» INSTRUCTION:
Repeat the listing in full, word for word.
--- RECORD SET ---
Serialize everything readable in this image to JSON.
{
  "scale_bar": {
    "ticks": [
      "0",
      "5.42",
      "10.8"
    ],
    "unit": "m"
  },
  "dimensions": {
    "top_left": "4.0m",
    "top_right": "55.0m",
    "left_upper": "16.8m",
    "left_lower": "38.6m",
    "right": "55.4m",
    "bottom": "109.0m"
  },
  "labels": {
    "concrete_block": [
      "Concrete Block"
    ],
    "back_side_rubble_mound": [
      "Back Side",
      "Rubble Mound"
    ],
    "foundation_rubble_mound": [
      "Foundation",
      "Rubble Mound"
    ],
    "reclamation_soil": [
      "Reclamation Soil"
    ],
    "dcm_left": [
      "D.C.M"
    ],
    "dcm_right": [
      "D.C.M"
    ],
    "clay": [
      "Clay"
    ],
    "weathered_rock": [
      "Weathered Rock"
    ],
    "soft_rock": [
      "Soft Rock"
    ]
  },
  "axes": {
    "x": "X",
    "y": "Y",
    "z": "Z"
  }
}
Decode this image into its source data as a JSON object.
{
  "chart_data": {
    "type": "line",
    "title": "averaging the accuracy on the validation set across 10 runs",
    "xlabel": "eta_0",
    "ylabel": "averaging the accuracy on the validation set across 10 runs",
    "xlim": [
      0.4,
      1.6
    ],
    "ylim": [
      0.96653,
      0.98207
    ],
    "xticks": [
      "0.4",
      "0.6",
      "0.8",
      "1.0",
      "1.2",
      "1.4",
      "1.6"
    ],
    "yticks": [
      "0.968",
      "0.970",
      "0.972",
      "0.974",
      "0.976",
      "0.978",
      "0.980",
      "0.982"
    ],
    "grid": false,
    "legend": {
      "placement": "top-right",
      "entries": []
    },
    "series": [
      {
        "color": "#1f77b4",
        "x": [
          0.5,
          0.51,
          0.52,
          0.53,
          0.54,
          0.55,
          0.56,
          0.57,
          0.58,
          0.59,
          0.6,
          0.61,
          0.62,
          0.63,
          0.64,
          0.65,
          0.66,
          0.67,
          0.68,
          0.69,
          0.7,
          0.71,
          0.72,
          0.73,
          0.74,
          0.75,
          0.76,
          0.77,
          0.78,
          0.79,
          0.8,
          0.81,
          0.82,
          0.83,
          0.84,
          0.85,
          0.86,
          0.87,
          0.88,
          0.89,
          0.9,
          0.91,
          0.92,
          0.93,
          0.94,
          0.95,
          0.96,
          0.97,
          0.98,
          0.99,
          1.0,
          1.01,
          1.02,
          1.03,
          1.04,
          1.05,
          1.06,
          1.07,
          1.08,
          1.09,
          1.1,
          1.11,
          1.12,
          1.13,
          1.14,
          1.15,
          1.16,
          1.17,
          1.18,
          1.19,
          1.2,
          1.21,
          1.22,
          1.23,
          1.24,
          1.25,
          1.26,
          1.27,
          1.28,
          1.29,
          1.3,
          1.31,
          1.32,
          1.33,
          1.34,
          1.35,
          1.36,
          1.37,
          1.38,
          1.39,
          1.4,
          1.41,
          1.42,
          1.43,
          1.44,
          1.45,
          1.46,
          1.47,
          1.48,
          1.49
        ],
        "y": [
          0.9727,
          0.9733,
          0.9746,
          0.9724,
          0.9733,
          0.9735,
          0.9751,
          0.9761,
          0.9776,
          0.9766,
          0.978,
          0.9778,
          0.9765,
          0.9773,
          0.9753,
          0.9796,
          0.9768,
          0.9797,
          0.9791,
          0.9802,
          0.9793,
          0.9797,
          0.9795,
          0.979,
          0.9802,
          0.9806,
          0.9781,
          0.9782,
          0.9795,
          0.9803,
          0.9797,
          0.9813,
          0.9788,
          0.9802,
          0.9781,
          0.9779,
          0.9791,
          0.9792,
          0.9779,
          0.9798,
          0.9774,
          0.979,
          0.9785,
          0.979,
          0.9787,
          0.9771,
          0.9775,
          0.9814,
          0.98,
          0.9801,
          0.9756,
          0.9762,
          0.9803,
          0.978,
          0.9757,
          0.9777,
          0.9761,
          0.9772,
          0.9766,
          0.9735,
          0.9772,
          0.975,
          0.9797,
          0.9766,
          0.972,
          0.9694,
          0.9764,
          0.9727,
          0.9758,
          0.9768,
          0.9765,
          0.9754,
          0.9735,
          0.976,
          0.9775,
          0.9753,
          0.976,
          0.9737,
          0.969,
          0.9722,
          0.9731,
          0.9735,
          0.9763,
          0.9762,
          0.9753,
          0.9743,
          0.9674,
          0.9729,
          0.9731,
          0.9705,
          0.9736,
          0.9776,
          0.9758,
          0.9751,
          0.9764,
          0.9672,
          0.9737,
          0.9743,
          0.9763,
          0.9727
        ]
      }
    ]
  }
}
---
» FINISHED ANSWER:
Serialize everything readable in this image to JSON.
{
  "scale_bar": {
    "ticks": [
      "0",
      "5.42",
      "10.8"
    ],
    "unit": "m"
  },
  "dimensions": {
    "top_left": "4.0m",
    "top_right": "55.0m",
    "left_upper": "16.8m",
    "left_lower": "38.6m",
    "right": "55.4m",
    "bottom": "109.0m"
  },
  "labels": {
    "concrete_block": [
      "Concrete Block"
    ],
    "back_side_rubble_mound": [
      "Back Side",
      "Rubble Mound"
    ],
    "foundation_rubble_mound": [
      "Foundation",
      "Rubble Mound"
    ],
    "reclamation_soil": [
      "Reclamation Soil"
    ],
    "dcm_left": [
      "D.C.M"
    ],
    "dcm_right": [
      "D.C.M"
    ],
    "clay": [
      "Clay"
    ],
    "weathered_rock": [
      "Weathered Rock"
    ],
    "soft_rock": [
      "Soft Rock"
    ]
  },
  "axes": {
    "x": "X",
    "y": "Y",
    "z": "Z"
  }
}
Decode this image into its source data as a JSON object.
{
  "chart_data": {
    "type": "line",
    "title": "averaging the accuracy on the validation set across 10 runs",
    "xlabel": "eta_0",
    "ylabel": "averaging the accuracy on the validation set across 10 runs",
    "xlim": [
      0.4,
      1.6
    ],
    "ylim": [
      0.96653,
      0.98207
    ],
    "xticks": [
      "0.4",
      "0.6",
      "0.8",
      "1.0",
      "1.2",
      "1.4",
      "1.6"
    ],
    "yticks": [
      "0.968",
      "0.970",
      "0.972",
      "0.974",
      "0.976",
      "0.978",
      "0.980",
      "0.982"
    ],
    "grid": false,
    "legend": {
      "placement": "top-right",
      "entries": []
    },
    "series": [
      {
        "color": "#1f77b4",
        "x": [
          0.5,
          0.51,
          0.52,
          0.53,
          0.54,
          0.55,
          0.56,
          0.57,
          0.58,
          0.59,
          0.6,
          0.61,
          0.62,
          0.63,
          0.64,
          0.65,
          0.66,
          0.67,
          0.68,
          0.69,
          0.7,
          0.71,
          0.72,
          0.73,
          0.74,
          0.75,
          0.76,
          0.77,
          0.78,
          0.79,
          0.8,
          0.81,
          0.82,
          0.83,
          0.84,
          0.85,
          0.86,
          0.87,
          0.88,
          0.89,
          0.9,
          0.91,
          0.92,
          0.93,
          0.94,
          0.95,
          0.96,
          0.97,
          0.98,
          0.99,
          1.0,
          1.01,
          1.02,
          1.03,
          1.04,
          1.05,
          1.06,
          1.07,
          1.08,
          1.09,
          1.1,
          1.11,
          1.12,
          1.13,
          1.14,
          1.15,
          1.16,
          1.17,
          1.18,
          1.19,
          1.2,
          1.21,
          1.22,
          1.23,
          1.24,
          1.25,
          1.26,
          1.27,
          1.28,
          1.29,
          1.3,
          1.31,
          1.32,
          1.33,
          1.34,
          1.35,
          1.36,
          1.37,
          1.38,
          1.39,
          1.4,
          1.41,
          1.42,
          1.43,
          1.44,
          1.45,
          1.46,
          1.47,
          1.48,
          1.49
        ],
        "y": [
          0.9727,
          0.9733,
          0.9746,
          0.9724,
          0.9733,
          0.9735,
          0.9751,
          0.9761,
          0.9776,
          0.9766,
          0.978,
          0.9778,
          0.9765,
          0.9773,
          0.9753,
          0.9796,
          0.9768,
          0.9797,
          0.9791,
          0.9802,
          0.9793,
          0.9797,
          0.9795,
          0.979,
          0.9802,
          0.9806,
          0.9781,
          0.9782,
          0.9795,
          0.9803,
          0.9797,
          0.9813,
          0.9788,
          0.9802,
          0.9781,
          0.9779,
          0.9791,
          0.9792,
          0.9779,
          0.9798,
          0.9774,
          0.979,
          0.9785,
          0.979,
          0.9787,
          0.9771,
          0.9775,
          0.9814,
          0.98,
          0.9801,
          0.9756,
          0.9762,
          0.9803,
          0.978,
          0.9757,
          0.9777,
          0.9761,
          0.9772,
          0.9766,
          0.9735,
          0.9772,
          0.975,
          0.9797,
          0.9766,
          0.972,
          0.9694,
          0.9764,
          0.9727,
          0.9758,
          0.9768,
          0.9765,
          0.9754,
          0.9735,
          0.976,
          0.9775,
          0.9753,
          0.976,
          0.9737,
          0.969,
          0.9722,
          0.9731,
          0.9735,
          0.9763,
          0.9762,
          0.9753,
          0.9743,
          0.9674,
          0.9729,
          0.9731,
          0.9705,
          0.9736,
          0.9776,
          0.9758,
          0.9751,
          0.9764,
          0.9672,
          0.9737,
          0.9743,
          0.9763,
          0.9727
        ]
      }
    ]
  }
}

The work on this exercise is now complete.